**Problem:**
Transcribe every record that appears below, exactly and in full.
## Begin Excerpted records
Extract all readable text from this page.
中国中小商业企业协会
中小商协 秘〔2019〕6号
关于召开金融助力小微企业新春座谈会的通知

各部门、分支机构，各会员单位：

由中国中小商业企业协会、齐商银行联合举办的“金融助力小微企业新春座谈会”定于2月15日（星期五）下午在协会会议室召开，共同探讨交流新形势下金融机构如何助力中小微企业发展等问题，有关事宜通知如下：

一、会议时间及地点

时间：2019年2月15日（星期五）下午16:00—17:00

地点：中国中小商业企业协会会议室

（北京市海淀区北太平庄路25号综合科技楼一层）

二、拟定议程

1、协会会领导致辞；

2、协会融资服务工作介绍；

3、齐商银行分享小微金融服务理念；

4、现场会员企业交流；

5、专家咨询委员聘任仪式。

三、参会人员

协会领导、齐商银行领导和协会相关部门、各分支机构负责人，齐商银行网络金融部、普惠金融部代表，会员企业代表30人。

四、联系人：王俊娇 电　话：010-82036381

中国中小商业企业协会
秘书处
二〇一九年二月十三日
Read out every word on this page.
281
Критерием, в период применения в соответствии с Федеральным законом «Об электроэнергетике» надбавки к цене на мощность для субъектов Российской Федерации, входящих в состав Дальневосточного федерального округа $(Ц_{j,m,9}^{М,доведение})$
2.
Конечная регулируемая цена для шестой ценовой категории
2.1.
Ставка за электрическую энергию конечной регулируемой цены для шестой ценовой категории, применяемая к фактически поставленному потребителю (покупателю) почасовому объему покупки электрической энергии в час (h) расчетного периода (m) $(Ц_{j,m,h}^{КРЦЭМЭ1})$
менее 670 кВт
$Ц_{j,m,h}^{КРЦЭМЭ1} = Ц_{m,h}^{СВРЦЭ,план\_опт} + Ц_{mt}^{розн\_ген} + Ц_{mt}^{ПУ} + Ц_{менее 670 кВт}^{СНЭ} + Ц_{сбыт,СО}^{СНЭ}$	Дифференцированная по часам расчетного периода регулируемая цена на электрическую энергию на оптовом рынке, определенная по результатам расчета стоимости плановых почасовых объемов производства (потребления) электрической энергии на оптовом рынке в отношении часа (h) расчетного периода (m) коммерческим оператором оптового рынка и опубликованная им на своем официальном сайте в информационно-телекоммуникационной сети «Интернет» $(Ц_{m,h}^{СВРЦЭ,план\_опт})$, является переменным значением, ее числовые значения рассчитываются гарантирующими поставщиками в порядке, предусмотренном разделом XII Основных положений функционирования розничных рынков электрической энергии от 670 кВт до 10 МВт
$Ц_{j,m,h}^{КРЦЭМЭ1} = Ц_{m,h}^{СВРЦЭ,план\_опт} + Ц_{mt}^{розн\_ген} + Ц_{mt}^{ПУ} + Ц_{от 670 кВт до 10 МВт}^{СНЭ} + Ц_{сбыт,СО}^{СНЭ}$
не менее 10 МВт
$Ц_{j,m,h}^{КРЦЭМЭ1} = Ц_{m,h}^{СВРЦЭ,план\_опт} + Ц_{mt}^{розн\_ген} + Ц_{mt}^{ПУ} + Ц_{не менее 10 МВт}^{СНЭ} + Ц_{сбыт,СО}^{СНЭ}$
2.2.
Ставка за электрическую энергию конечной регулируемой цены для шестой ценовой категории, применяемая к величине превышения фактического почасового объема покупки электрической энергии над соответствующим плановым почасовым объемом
## End Excerpted records
**Exercise answer:**
Extract all readable text from this page.
中国中小商业企业协会
中小商协 秘〔2019〕6号
关于召开金融助力小微企业新春座谈会的通知

各部门、分支机构，各会员单位：

由中国中小商业企业协会、齐商银行联合举办的“金融助力小微企业新春座谈会”定于2月15日（星期五）下午在协会会议室召开，共同探讨交流新形势下金融机构如何助力中小微企业发展等问题，有关事宜通知如下：

一、会议时间及地点

时间：2019年2月15日（星期五）下午16:00—17:00

地点：中国中小商业企业协会会议室

（北京市海淀区北太平庄路25号综合科技楼一层）

二、拟定议程

1、协会会领导致辞；

2、协会融资服务工作介绍；

3、齐商银行分享小微金融服务理念；

4、现场会员企业交流；

5、专家咨询委员聘任仪式。

三、参会人员

协会领导、齐商银行领导和协会相关部门、各分支机构负责人，齐商银行网络金融部、普惠金融部代表，会员企业代表30人。

四、联系人：王俊娇 电　话：010-82036381

中国中小商业企业协会
秘书处
二〇一九年二月十三日
Read out every word on this page.
281
Критерием, в период применения в соответствии с Федеральным законом «Об электроэнергетике» надбавки к цене на мощность для субъектов Российской Федерации, входящих в состав Дальневосточного федерального округа $(Ц_{j,m,9}^{М,доведение})$
2.
Конечная регулируемая цена для шестой ценовой категории
2.1.
Ставка за электрическую энергию конечной регулируемой цены для шестой ценовой категории, применяемая к фактически поставленному потребителю (покупателю) почасовому объему покупки электрической энергии в час (h) расчетного периода (m) $(Ц_{j,m,h}^{КРЦЭМЭ1})$
менее 670 кВт
$Ц_{j,m,h}^{КРЦЭМЭ1} = Ц_{m,h}^{СВРЦЭ,план\_опт} + Ц_{mt}^{розн\_ген} + Ц_{mt}^{ПУ} + Ц_{менее 670 кВт}^{СНЭ} + Ц_{сбыт,СО}^{СНЭ}$	Дифференцированная по часам расчетного периода регулируемая цена на электрическую энергию на оптовом рынке, определенная по результатам расчета стоимости плановых почасовых объемов производства (потребления) электрической энергии на оптовом рынке в отношении часа (h) расчетного периода (m) коммерческим оператором оптового рынка и опубликованная им на своем официальном сайте в информационно-телекоммуникационной сети «Интернет» $(Ц_{m,h}^{СВРЦЭ,план\_опт})$, является переменным значением, ее числовые значения рассчитываются гарантирующими поставщиками в порядке, предусмотренном разделом XII Основных положений функционирования розничных рынков электрической энергии от 670 кВт до 10 МВт
$Ц_{j,m,h}^{КРЦЭМЭ1} = Ц_{m,h}^{СВРЦЭ,план\_опт} + Ц_{mt}^{розн\_ген} + Ц_{mt}^{ПУ} + Ц_{от 670 кВт до 10 МВт}^{СНЭ} + Ц_{сбыт,СО}^{СНЭ}$
не менее 10 МВт
$Ц_{j,m,h}^{КРЦЭМЭ1} = Ц_{m,h}^{СВРЦЭ,план\_опт} + Ц_{mt}^{розн\_ген} + Ц_{mt}^{ПУ} + Ц_{не менее 10 МВт}^{СНЭ} + Ц_{сбыт,СО}^{СНЭ}$
2.2.
Ставка за электрическую энергию конечной регулируемой цены для шестой ценовой категории, применяемая к величине превышения фактического почасового объема покупки электрической энергии над соответствующим плановым почасовым объемом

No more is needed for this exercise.